(Records of document pages)
---------------

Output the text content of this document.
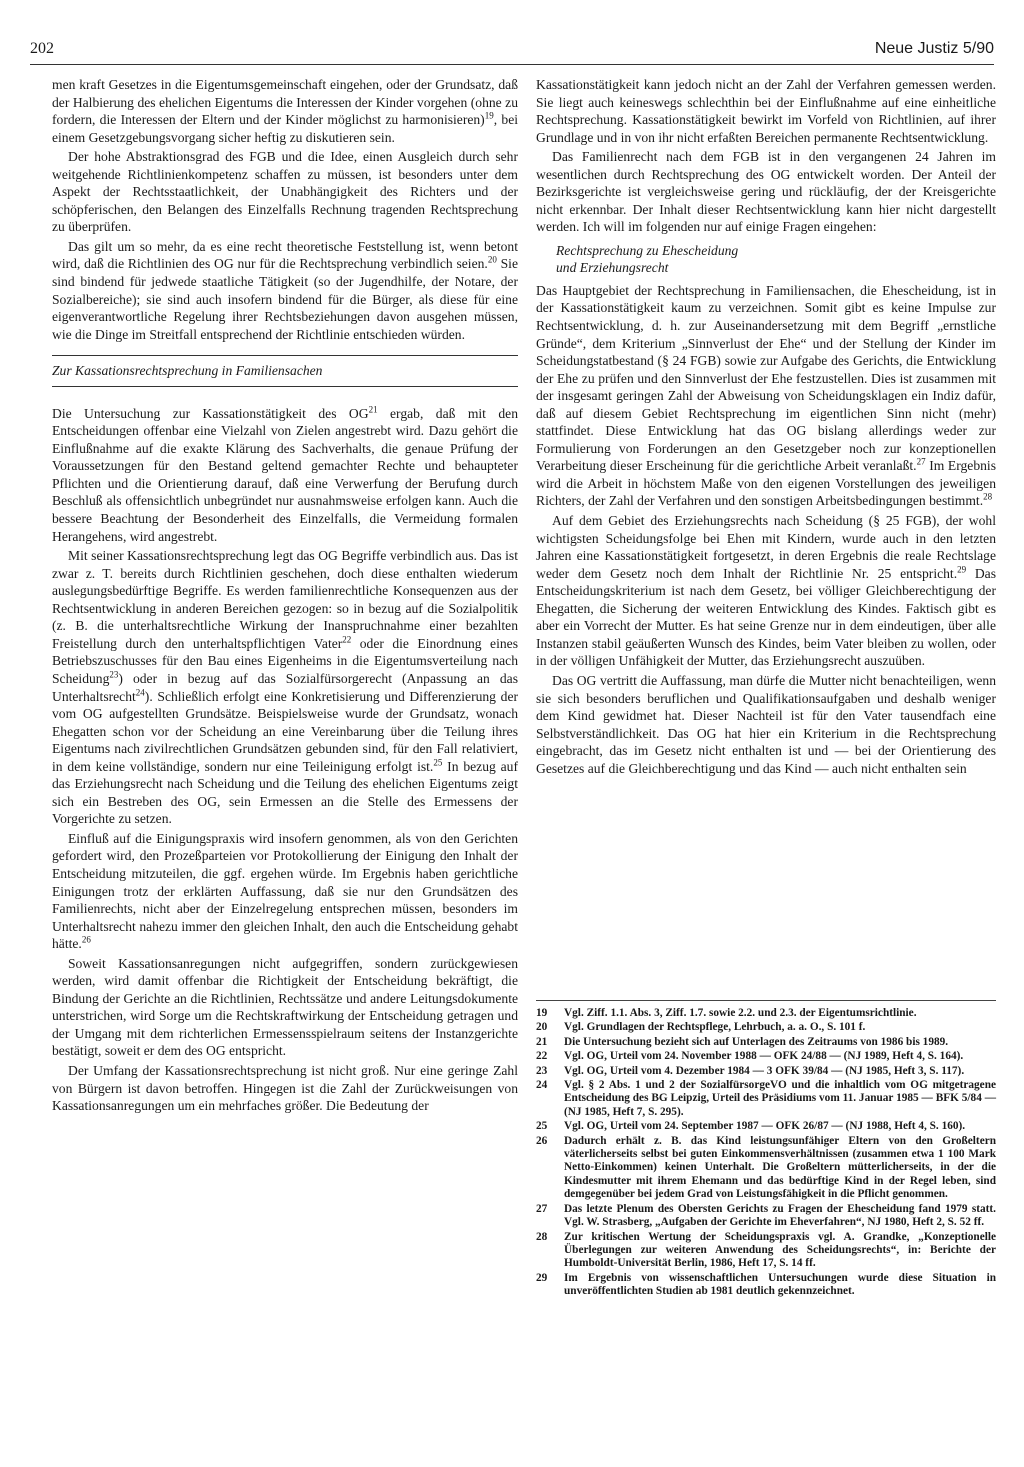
202	Neue Justiz 5/90

men kraft Gesetzes in die Eigentumsgemeinschaft eingehen, oder der Grundsatz, daß der Halbierung des ehelichen Eigentums die Interessen der Kinder vorgehen (ohne zu fordern, die Interessen der Eltern und der Kinder möglichst zu harmonisieren)$^{19}$, bei einem Gesetzgebungsvorgang sicher heftig zu diskutieren sein.

Der hohe Abstraktionsgrad des FGB und die Idee, einen Ausgleich durch sehr weitgehende Richtlinienkompetenz schaffen zu müssen, ist besonders unter dem Aspekt der Rechtsstaatlichkeit, der Unabhängigkeit des Richters und der schöpferischen, den Belangen des Einzelfalls Rechnung tragenden Rechtsprechung zu überprüfen.

Das gilt um so mehr, da es eine recht theoretische Feststellung ist, wenn betont wird, daß die Richtlinien des OG nur für die Rechtsprechung verbindlich seien.$^{20}$ Sie sind bindend für jedwede staatliche Tätigkeit (so der Jugendhilfe, der Notare, der Sozialbereiche); sie sind auch insofern bindend für die Bürger, als diese für eine eigenverantwortliche Regelung ihrer Rechtsbeziehungen davon ausgehen müssen, wie die Dinge im Streitfall entsprechend der Richtlinie entschieden würden.

Zur Kassationsrechtsprechung in Familiensachen

Die Untersuchung zur Kassationstätigkeit des OG$^{21}$ ergab, daß mit den Entscheidungen offenbar eine Vielzahl von Zielen angestrebt wird. Dazu gehört die Einflußnahme auf die exakte Klärung des Sachverhalts, die genaue Prüfung der Voraussetzungen für den Bestand geltend gemachter Rechte und behaupteter Pflichten und die Orientierung darauf, daß eine Verwerfung der Berufung durch Beschluß als offensichtlich unbegründet nur ausnahmsweise erfolgen kann. Auch die bessere Beachtung der Besonderheit des Einzelfalls, die Vermeidung formalen Herangehens, wird angestrebt.

Mit seiner Kassationsrechtsprechung legt das OG Begriffe verbindlich aus. Das ist zwar z. T. bereits durch Richtlinien geschehen, doch diese enthalten wiederum auslegungsbedürftige Begriffe. Es werden familienrechtliche Konsequenzen aus der Rechtsentwicklung in anderen Bereichen gezogen: so in bezug auf die Sozialpolitik (z. B. die unterhaltsrechtliche Wirkung der Inanspruchnahme einer bezahlten Freistellung durch den unterhaltspflichtigen Vater$^{22}$ oder die Einordnung eines Betriebszuschusses für den Bau eines Eigenheims in die Eigentumsverteilung nach Scheidung$^{23}$) oder in bezug auf das Sozialfürsorgerecht (Anpassung an das Unterhaltsrecht$^{24}$). Schließlich erfolgt eine Konkretisierung und Differenzierung der vom OG aufgestellten Grundsätze. Beispielsweise wurde der Grundsatz, wonach Ehegatten schon vor der Scheidung an eine Vereinbarung über die Teilung ihres Eigentums nach zivilrechtlichen Grundsätzen gebunden sind, für den Fall relativiert, in dem keine vollständige, sondern nur eine Teileinigung erfolgt ist.$^{25}$ In bezug auf das Erziehungsrecht nach Scheidung und die Teilung des ehelichen Eigentums zeigt sich ein Bestreben des OG, sein Ermessen an die Stelle des Ermessens der Vorgerichte zu setzen.

Einfluß auf die Einigungspraxis wird insofern genommen, als von den Gerichten gefordert wird, den Prozeßparteien vor Protokollierung der Einigung den Inhalt der Entscheidung mitzuteilen, die ggf. ergehen würde. Im Ergebnis haben gerichtliche Einigungen trotz der erklärten Auffassung, daß sie nur den Grundsätzen des Familienrechts, nicht aber der Einzelregelung entsprechen müssen, besonders im Unterhaltsrecht nahezu immer den gleichen Inhalt, den auch die Entscheidung gehabt hätte.$^{26}$

Soweit Kassationsanregungen nicht aufgegriffen, sondern zurückgewiesen werden, wird damit offenbar die Richtigkeit der Entscheidung bekräftigt, die Bindung der Gerichte an die Richtlinien, Rechtssätze und andere Leitungsdokumente unterstrichen, wird Sorge um die Rechtskraftwirkung der Entscheidung getragen und der Umgang mit dem richterlichen Ermessensspielraum seitens der Instanzgerichte bestätigt, soweit er dem des OG entspricht.

Der Umfang der Kassationsrechtsprechung ist nicht groß. Nur eine geringe Zahl von Bürgern ist davon betroffen. Hingegen ist die Zahl der Zurückweisungen von Kassationsanregungen um ein mehrfaches größer. Die Bedeutung der

Kassationstätigkeit kann jedoch nicht an der Zahl der Verfahren gemessen werden. Sie liegt auch keineswegs schlechthin bei der Einflußnahme auf eine einheitliche Rechtsprechung. Kassationstätigkeit bewirkt im Vorfeld von Richtlinien, auf ihrer Grundlage und in von ihr nicht erfaßten Bereichen permanente Rechtsentwicklung.

Das Familienrecht nach dem FGB ist in den vergangenen 24 Jahren im wesentlichen durch Rechtsprechung des OG entwickelt worden. Der Anteil der Bezirksgerichte ist vergleichsweise gering und rückläufig, der der Kreisgerichte nicht erkennbar. Der Inhalt dieser Rechtsentwicklung kann hier nicht dargestellt werden. Ich will im folgenden nur auf einige Fragen eingehen:

Rechtsprechung zu Ehescheidung
und Erziehungsrecht

Das Hauptgebiet der Rechtsprechung in Familiensachen, die Ehescheidung, ist in der Kassationstätigkeit kaum zu verzeichnen. Somit gibt es keine Impulse zur Rechtsentwicklung, d. h. zur Auseinandersetzung mit dem Begriff „ernstliche Gründe“, dem Kriterium „Sinnverlust der Ehe“ und der Stellung der Kinder im Scheidungstatbestand (§ 24 FGB) sowie zur Aufgabe des Gerichts, die Entwicklung der Ehe zu prüfen und den Sinnverlust der Ehe festzustellen. Dies ist zusammen mit der insgesamt geringen Zahl der Abweisung von Scheidungsklagen ein Indiz dafür, daß auf diesem Gebiet Rechtsprechung im eigentlichen Sinn nicht (mehr) stattfindet. Diese Entwicklung hat das OG bislang allerdings weder zur Formulierung von Forderungen an den Gesetzgeber noch zur konzeptionellen Verarbeitung dieser Erscheinung für die gerichtliche Arbeit veranlaßt.$^{27}$ Im Ergebnis wird die Arbeit in höchstem Maße von den eigenen Vorstellungen des jeweiligen Richters, der Zahl der Verfahren und den sonstigen Arbeitsbedingungen bestimmt.$^{28}$

Auf dem Gebiet des Erziehungsrechts nach Scheidung (§ 25 FGB), der wohl wichtigsten Scheidungsfolge bei Ehen mit Kindern, wurde auch in den letzten Jahren eine Kassationstätigkeit fortgesetzt, in deren Ergebnis die reale Rechtslage weder dem Gesetz noch dem Inhalt der Richtlinie Nr. 25 entspricht.$^{29}$ Das Entscheidungskriterium ist nach dem Gesetz, bei völliger Gleichberechtigung der Ehegatten, die Sicherung der weiteren Entwicklung des Kindes. Faktisch gibt es aber ein Vorrecht der Mutter. Es hat seine Grenze nur in dem eindeutigen, über alle Instanzen stabil geäußerten Wunsch des Kindes, beim Vater bleiben zu wollen, oder in der völligen Unfähigkeit der Mutter, das Erziehungsrecht auszuüben.

Das OG vertritt die Auffassung, man dürfe die Mutter nicht benachteiligen, wenn sie sich besonders beruflichen und Qualifikationsaufgaben und deshalb weniger dem Kind gewidmet hat. Dieser Nachteil ist für den Vater tausendfach eine Selbstverständlichkeit. Das OG hat hier ein Kriterium in die Rechtsprechung eingebracht, das im Gesetz nicht enthalten ist und — bei der Orientierung des Gesetzes auf die Gleichberechtigung und das Kind — auch nicht enthalten sein

19	Vgl. Ziff. 1.1. Abs. 3, Ziff. 1.7. sowie 2.2. und 2.3. der Eigentumsrichtlinie.
20	Vgl. Grundlagen der Rechtspflege, Lehrbuch, a. a. O., S. 101 f.
21	Die Untersuchung bezieht sich auf Unterlagen des Zeitraums von 1986 bis 1989.
22	Vgl. OG, Urteil vom 24. November 1988 — OFK 24/88 — (NJ 1989, Heft 4, S. 164).
23	Vgl. OG, Urteil vom 4. Dezember 1984 — 3 OFK 39/84 — (NJ 1985, Heft 3, S. 117).
24	Vgl. § 2 Abs. 1 und 2 der SozialfürsorgeVO und die inhaltlich vom OG mitgetragene Entscheidung des BG Leipzig, Urteil des Präsidiums vom 11. Januar 1985 — BFK 5/84 — (NJ 1985, Heft 7, S. 295).
25	Vgl. OG, Urteil vom 24. September 1987 — OFK 26/87 — (NJ 1988, Heft 4, S. 160).
26	Dadurch erhält z. B. das Kind leistungsunfähiger Eltern von den Großeltern väterlicherseits selbst bei guten Einkommensverhältnissen (zusammen etwa 1 100 Mark Netto-Einkommen) keinen Unterhalt. Die Großeltern mütterlicherseits, in der die Kindesmutter mit ihrem Ehemann und das bedürftige Kind in der Regel leben, sind demgegenüber bei jedem Grad von Leistungsfähigkeit in die Pflicht genommen.
27	Das letzte Plenum des Obersten Gerichts zu Fragen der Ehescheidung fand 1979 statt. Vgl. W. Strasberg, „Aufgaben der Gerichte im Eheverfahren“, NJ 1980, Heft 2, S. 52 ff.
28	Zur kritischen Wertung der Scheidungspraxis vgl. A. Grandke, „Konzeptionelle Überlegungen zur weiteren Anwendung des Scheidungsrechts“, in: Berichte der Humboldt-Universität Berlin, 1986, Heft 17, S. 14 ff.
29	Im Ergebnis von wissenschaftlichen Untersuchungen wurde diese Situation in unveröffentlichten Studien ab 1981 deutlich gekennzeichnet.
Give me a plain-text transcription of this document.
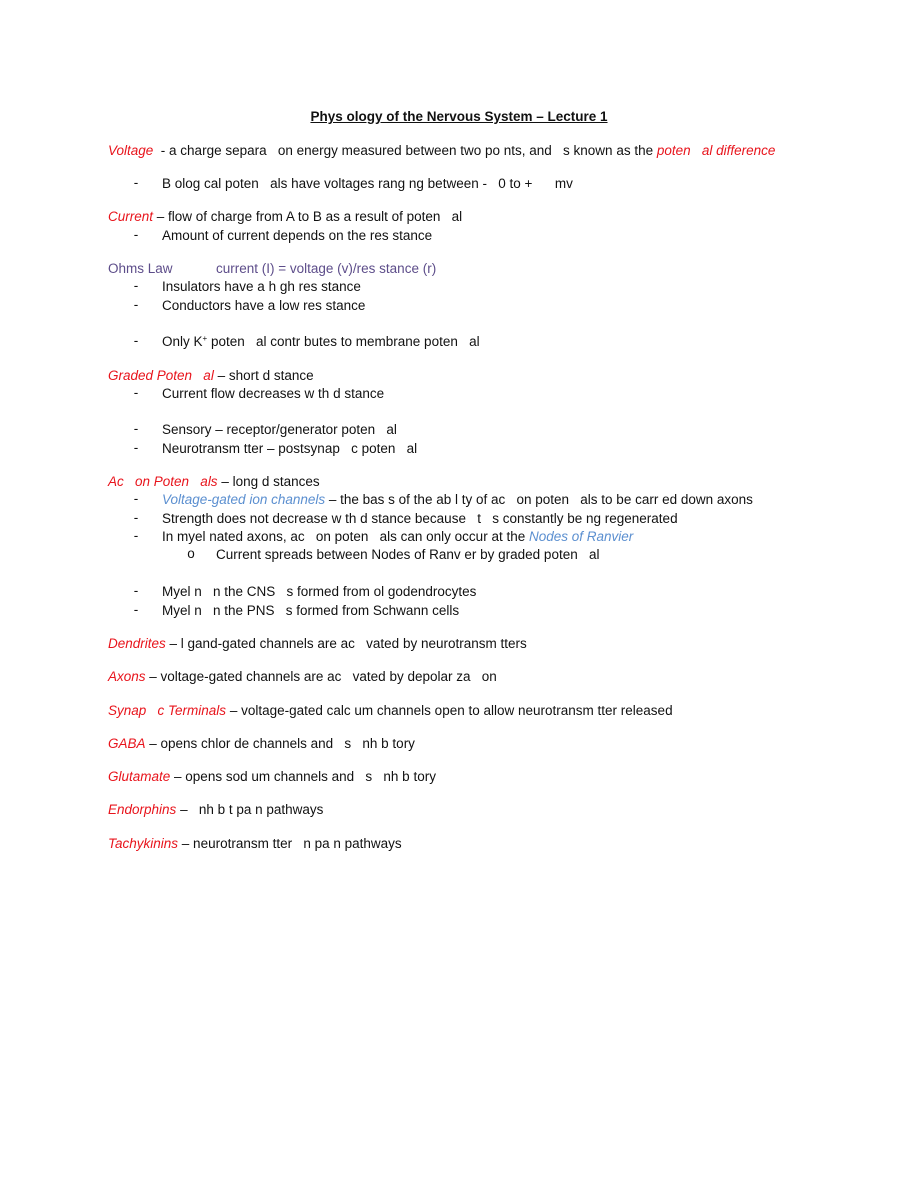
Phys ology of the Nervous System – Lecture 1
Voltage  - a charge separa   on energy measured between two po nts, and   s known as the poten   al difference
- B olog cal poten   als have voltages rang ng between -   0 to +      mv
Current – flow of charge from A to B as a result of poten   al
- Amount of current depends on the res stance
Ohms Law	current (I) = voltage (v)/res stance (r)
- Insulators have a h gh res stance
- Conductors have a low res stance
- Only K+ poten   al contr butes to membrane poten   al
Graded Poten   al – short d stance
- Current flow decreases w th d stance
- Sensory – receptor/generator poten   al
- Neurotransm tter – postsynap   c poten   al
Ac   on Poten   als – long d stances
- Voltage-gated ion channels – the bas s of the ab l ty of ac   on poten   als to be carr ed down axons
- Strength does not decrease w th d stance because   t   s constantly be ng regenerated
- In myel nated axons, ac   on poten   als can only occur at the Nodes of Ranvier
o Current spreads between Nodes of Ranv er by graded poten   al
- Myel n   n the CNS   s formed from ol godendrocytes
- Myel n   n the PNS   s formed from Schwann cells
Dendrites – l gand-gated channels are ac   vated by neurotransm tters
Axons – voltage-gated channels are ac   vated by depolar za   on
Synap   c Terminals – voltage-gated calc um channels open to allow neurotransm tter released
GABA – opens chlor de channels and   s   nh b tory
Glutamate – opens sod um channels and   s   nh b tory
Endorphins –   nh b t pa n pathways
Tachykinins – neurotransm tter   n pa n pathways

---------------

> [Exercise brief]
Every line of the records containing the word "Familiensachen" must appear in the answer.

> [Solved exercise]
Zur Kassationsrechtsprechung in Familiensachen
Das Hauptgebiet der Rechtsprechung in Familiensachen, die Ehescheidung, ist in der Kassationstätigkeit kaum zu verzeichnen. Somit gibt es keine Impulse zur Rechtsentwicklung, d. h. zur Auseinandersetzung mit dem Begriff „ernstliche Gründe“, dem Kriterium „Sinnverlust der Ehe“ und der Stellung der Kinder im Scheidungstatbestand (§ 24 FGB) sowie zur Aufgabe des Gerichts, die Entwicklung der Ehe zu prüfen und den Sinnverlust der Ehe festzustellen. Dies ist zusammen mit der insgesamt geringen Zahl der Abweisung von Scheidungsklagen ein Indiz dafür, daß auf diesem Gebiet Rechtsprechung im eigentlichen Sinn nicht (mehr) stattfindet. Diese Entwicklung hat das OG bislang allerdings weder zur Formulierung von Forderungen an den Gesetzgeber noch zur konzeptionellen Verarbeitung dieser Erscheinung für die gerichtliche Arbeit veranlaßt.$^{27}$ Im Ergebnis wird die Arbeit in höchstem Maße von den eigenen Vorstellungen des jeweiligen Richters, der Zahl der Verfahren und den sonstigen Arbeitsbedingungen bestimmt.$^{28}$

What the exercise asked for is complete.